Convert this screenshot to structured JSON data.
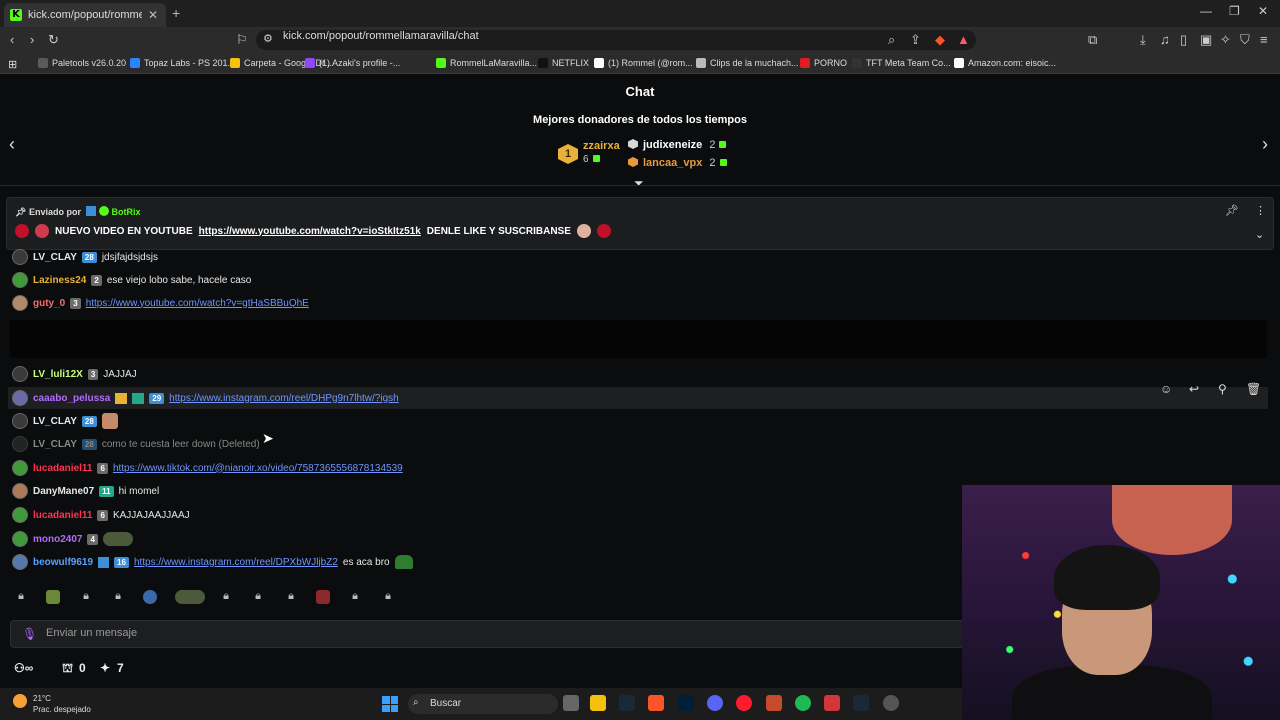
{
  "browser": {
    "tab_title": "kick.com/popout/rommellamaravilla",
    "tab_close": "✕",
    "new_tab": "+",
    "url": "kick.com/popout/rommellamaravilla/chat",
    "bookmarks": [
      {
        "label": "Paletools v26.0.20",
        "color": "#5a5a5a"
      },
      {
        "label": "Topaz Labs - PS 201...",
        "color": "#2a84ff"
      },
      {
        "label": "Carpeta - Google Dr...",
        "color": "#f4c20d"
      },
      {
        "label": "(1) Azaki's profile -...",
        "color": "#9146ff"
      },
      {
        "label": "RommelLaMaravilla...",
        "color": "#53fc18"
      },
      {
        "label": "NETFLIX",
        "color": "#111111"
      },
      {
        "label": "(1) Rommel (@rom...",
        "color": "#ffffff"
      },
      {
        "label": "Clips de la muchach...",
        "color": "#bbbbbb"
      },
      {
        "label": "PORNO",
        "color": "#e01b24"
      },
      {
        "label": "TFT Meta Team Co...",
        "color": "#333333"
      },
      {
        "label": "Amazon.com: eisoic...",
        "color": "#ffffff"
      }
    ]
  },
  "chat": {
    "title": "Chat",
    "donors_title": "Mejores donadores de todos los tiempos",
    "donors": [
      {
        "rank": "1",
        "name": "zzairxa",
        "count": "6",
        "color": "#e8b23a"
      },
      {
        "rank": "2",
        "name": "judixeneize",
        "count": "2",
        "color": "#ffffff"
      },
      {
        "rank": "3",
        "name": "lancaa_vpx",
        "count": "2",
        "color": "#e89a3a"
      }
    ],
    "pinned": {
      "sent_by_label": "Enviado por",
      "sender": "BotRix",
      "text_before": "NUEVO VIDEO EN YOUTUBE",
      "link": "https://www.youtube.com/watch?v=ioStkItz51k",
      "text_after": "DENLE LIKE Y SUSCRIBANSE"
    },
    "messages": [
      {
        "user": "LV_CLAY",
        "color": "#e8e8e8",
        "badge": "28",
        "text": "jdsjfajdsjdsjs"
      },
      {
        "user": "Laziness24",
        "color": "#e8b23a",
        "badge": "2",
        "text": "ese viejo lobo sabe, hacele caso"
      },
      {
        "user": "guty_0",
        "color": "#ff6b6b",
        "badge": "3",
        "link": "https://www.youtube.com/watch?v=gtHaSBBuQhE"
      },
      {
        "user": "LV_luli12X",
        "color": "#c8ff7a",
        "badge": "3",
        "text": "JAJJAJ"
      },
      {
        "user": "caaabo_pelussa",
        "color": "#b36bff",
        "badge": "29",
        "link": "https://www.instagram.com/reel/DHPg9n7lhtw/?igsh"
      },
      {
        "user": "LV_CLAY",
        "color": "#e8e8e8",
        "badge": "28",
        "text": ""
      },
      {
        "user": "LV_CLAY",
        "color": "#8a8a8a",
        "badge": "28",
        "text": "como te cuesta leer down (Deleted)"
      },
      {
        "user": "lucadaniel11",
        "color": "#ff3355",
        "badge": "6",
        "link": "https://www.tiktok.com/@nianoir.xo/video/7587365556878134539"
      },
      {
        "user": "DanyMane07",
        "color": "#e8e8e8",
        "badge": "11",
        "text": "hi momel"
      },
      {
        "user": "lucadaniel11",
        "color": "#ff3355",
        "badge": "6",
        "text": "KAJJAJAAJJAAJ"
      },
      {
        "user": "mono2407",
        "color": "#b36bff",
        "badge": "4",
        "text": ""
      },
      {
        "user": "beowulf9619",
        "color": "#5aa0ff",
        "badge": "16",
        "link": "https://www.instagram.com/reel/DPXbWJljbZ2",
        "text_after": "es aca bro"
      }
    ],
    "input_placeholder": "Enviar un mensaje",
    "footer": {
      "points": "0",
      "stars": "7"
    }
  },
  "taskbar": {
    "temperature": "21°C",
    "weather": "Prac. despejado",
    "search": "Buscar"
  }
}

-------

Copy the material above exactly and drop the pictures.

Convert this screenshot to structured JSON data.
{
  "browser": {
    "tab_title": "kick.com/popout/rommellamaravilla",
    "tab_close": "✕",
    "new_tab": "+",
    "url": "kick.com/popout/rommellamaravilla/chat",
    "bookmarks": [
      {
        "label": "Paletools v26.0.20",
        "color": "#5a5a5a"
      },
      {
        "label": "Topaz Labs - PS 201...",
        "color": "#2a84ff"
      },
      {
        "label": "Carpeta - Google Dr...",
        "color": "#f4c20d"
      },
      {
        "label": "(1) Azaki's profile -...",
        "color": "#9146ff"
      },
      {
        "label": "RommelLaMaravilla...",
        "color": "#53fc18"
      },
      {
        "label": "NETFLIX",
        "color": "#111111"
      },
      {
        "label": "(1) Rommel (@rom...",
        "color": "#ffffff"
      },
      {
        "label": "Clips de la muchach...",
        "color": "#bbbbbb"
      },
      {
        "label": "PORNO",
        "color": "#e01b24"
      },
      {
        "label": "TFT Meta Team Co...",
        "color": "#333333"
      },
      {
        "label": "Amazon.com: eisoic...",
        "color": "#ffffff"
      }
    ]
  },
  "chat": {
    "title": "Chat",
    "donors_title": "Mejores donadores de todos los tiempos",
    "donors": [
      {
        "rank": "1",
        "name": "zzairxa",
        "count": "6",
        "color": "#e8b23a"
      },
      {
        "rank": "2",
        "name": "judixeneize",
        "count": "2",
        "color": "#ffffff"
      },
      {
        "rank": "3",
        "name": "lancaa_vpx",
        "count": "2",
        "color": "#e89a3a"
      }
    ],
    "pinned": {
      "sent_by_label": "Enviado por",
      "sender": "BotRix",
      "text_before": "NUEVO VIDEO EN YOUTUBE",
      "link": "https://www.youtube.com/watch?v=ioStkItz51k",
      "text_after": "DENLE LIKE Y SUSCRIBANSE"
    },
    "messages": [
      {
        "user": "LV_CLAY",
        "color": "#e8e8e8",
        "badge": "28",
        "text": "jdsjfajdsjdsjs"
      },
      {
        "user": "Laziness24",
        "color": "#e8b23a",
        "badge": "2",
        "text": "ese viejo lobo sabe, hacele caso"
      },
      {
        "user": "guty_0",
        "color": "#ff6b6b",
        "badge": "3",
        "link": "https://www.youtube.com/watch?v=gtHaSBBuQhE"
      },
      {
        "user": "LV_luli12X",
        "color": "#c8ff7a",
        "badge": "3",
        "text": "JAJJAJ"
      },
      {
        "user": "caaabo_pelussa",
        "color": "#b36bff",
        "badge": "29",
        "link": "https://www.instagram.com/reel/DHPg9n7lhtw/?igsh"
      },
      {
        "user": "LV_CLAY",
        "color": "#e8e8e8",
        "badge": "28",
        "text": ""
      },
      {
        "user": "LV_CLAY",
        "color": "#8a8a8a",
        "badge": "28",
        "text": "como te cuesta leer down (Deleted)"
      },
      {
        "user": "lucadaniel11",
        "color": "#ff3355",
        "badge": "6",
        "link": "https://www.tiktok.com/@nianoir.xo/video/7587365556878134539"
      },
      {
        "user": "DanyMane07",
        "color": "#e8e8e8",
        "badge": "11",
        "text": "hi momel"
      },
      {
        "user": "lucadaniel11",
        "color": "#ff3355",
        "badge": "6",
        "text": "KAJJAJAAJJAAJ"
      },
      {
        "user": "mono2407",
        "color": "#b36bff",
        "badge": "4",
        "text": ""
      },
      {
        "user": "beowulf9619",
        "color": "#5aa0ff",
        "badge": "16",
        "link": "https://www.instagram.com/reel/DPXbWJljbZ2",
        "text_after": "es aca bro"
      }
    ],
    "input_placeholder": "Enviar un mensaje",
    "footer": {
      "points": "0",
      "stars": "7"
    }
  },
  "taskbar": {
    "temperature": "21°C",
    "weather": "Prac. despejado",
    "search": "Buscar"
  }
}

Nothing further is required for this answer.